--- Begin EXTRACTED ENTRIES ---
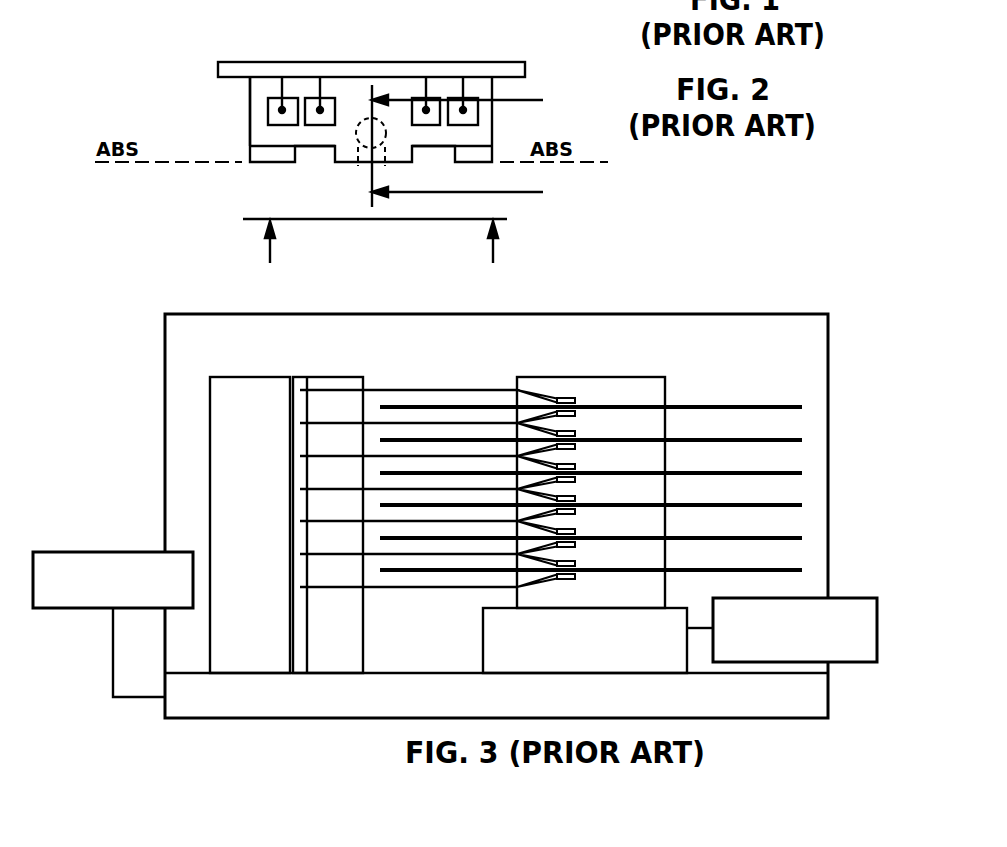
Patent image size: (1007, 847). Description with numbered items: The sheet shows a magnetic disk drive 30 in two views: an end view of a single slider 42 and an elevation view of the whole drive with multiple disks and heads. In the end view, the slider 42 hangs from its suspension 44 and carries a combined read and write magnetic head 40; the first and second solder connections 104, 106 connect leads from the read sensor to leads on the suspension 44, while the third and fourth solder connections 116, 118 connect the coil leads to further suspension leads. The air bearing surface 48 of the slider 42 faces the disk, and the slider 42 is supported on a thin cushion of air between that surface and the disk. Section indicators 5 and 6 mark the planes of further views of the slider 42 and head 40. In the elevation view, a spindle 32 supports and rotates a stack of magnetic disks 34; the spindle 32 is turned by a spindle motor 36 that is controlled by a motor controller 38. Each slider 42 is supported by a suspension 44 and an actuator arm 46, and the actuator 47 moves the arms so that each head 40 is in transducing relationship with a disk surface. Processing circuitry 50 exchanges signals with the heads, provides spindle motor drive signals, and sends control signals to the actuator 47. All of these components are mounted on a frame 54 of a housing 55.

In FIG. 2, the section line 5- 5 is at (382, 260).
In FIG. 2, the section line 6- 6 is at (469, 148).
In FIG. 3, the magnetic disk drive 30 is at (700, 368).
In FIG. 3, the spindle 32 is at (641, 377).
In FIG. 3, the magnetic disk 34 is at (782, 409).
In FIG. 3, the spindle motor 36 is at (606, 660).
In FIG. 3, the motor controller 38 is at (865, 663).
In FIG. 2, the magnetic head 40 is at (354, 170).
In FIG. 2, the slider 42 is at (250, 108).
In FIG. 3, the slider 42 is at (572, 420).
In FIG. 3, the suspension 44 is at (556, 423).
In FIG. 3, the actuator arm 46 is at (468, 422).
In FIG. 3, the actuator 47 is at (243, 377).
In FIG. 2, the air bearing surface 48 is at (143, 164).
In FIG. 3, the processing circuitry 50 is at (107, 552).
In FIG. 3, the frame 54 is at (285, 720).
In FIG. 3, the housing 55 is at (677, 314).
In FIG. 2, the first solder connection 104 is at (268, 100).
In FIG. 2, the second solder connection 106 is at (448, 100).
In FIG. 2, the third solder connection 116 is at (302, 100).
In FIG. 2, the fourth solder connection 118 is at (412, 100).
--- End EXTRACTED ENTRIES ---
■ TO DO: Reproduce all of the records above verbatim, leaving out the pictures.

■ ANSWER TO THIS EXERCISE:
Patent image size: (1007, 847). Description with numbered items: The sheet shows a magnetic disk drive 30 in two views: an end view of a single slider 42 and an elevation view of the whole drive with multiple disks and heads. In the end view, the slider 42 hangs from its suspension 44 and carries a combined read and write magnetic head 40; the first and second solder connections 104, 106 connect leads from the read sensor to leads on the suspension 44, while the third and fourth solder connections 116, 118 connect the coil leads to further suspension leads. The air bearing surface 48 of the slider 42 faces the disk, and the slider 42 is supported on a thin cushion of air between that surface and the disk. Section indicators 5 and 6 mark the planes of further views of the slider 42 and head 40. In the elevation view, a spindle 32 supports and rotates a stack of magnetic disks 34; the spindle 32 is turned by a spindle motor 36 that is controlled by a motor controller 38. Each slider 42 is supported by a suspension 44 and an actuator arm 46, and the actuator 47 moves the arms so that each head 40 is in transducing relationship with a disk surface. Processing circuitry 50 exchanges signals with the heads, provides spindle motor drive signals, and sends control signals to the actuator 47. All of these components are mounted on a frame 54 of a housing 55.

In FIG. 2, the section line 5- 5 is at (382, 260).
In FIG. 2, the section line 6- 6 is at (469, 148).
In FIG. 3, the magnetic disk drive 30 is at (700, 368).
In FIG. 3, the spindle 32 is at (641, 377).
In FIG. 3, the magnetic disk 34 is at (782, 409).
In FIG. 3, the spindle motor 36 is at (606, 660).
In FIG. 3, the motor controller 38 is at (865, 663).
In FIG. 2, the magnetic head 40 is at (354, 170).
In FIG. 2, the slider 42 is at (250, 108).
In FIG. 3, the slider 42 is at (572, 420).
In FIG. 3, the suspension 44 is at (556, 423).
In FIG. 3, the actuator arm 46 is at (468, 422).
In FIG. 3, the actuator 47 is at (243, 377).
In FIG. 2, the air bearing surface 48 is at (143, 164).
In FIG. 3, the processing circuitry 50 is at (107, 552).
In FIG. 3, the frame 54 is at (285, 720).
In FIG. 3, the housing 55 is at (677, 314).
In FIG. 2, the first solder connection 104 is at (268, 100).
In FIG. 2, the second solder connection 106 is at (448, 100).
In FIG. 2, the third solder connection 116 is at (302, 100).
In FIG. 2, the fourth solder connection 118 is at (412, 100).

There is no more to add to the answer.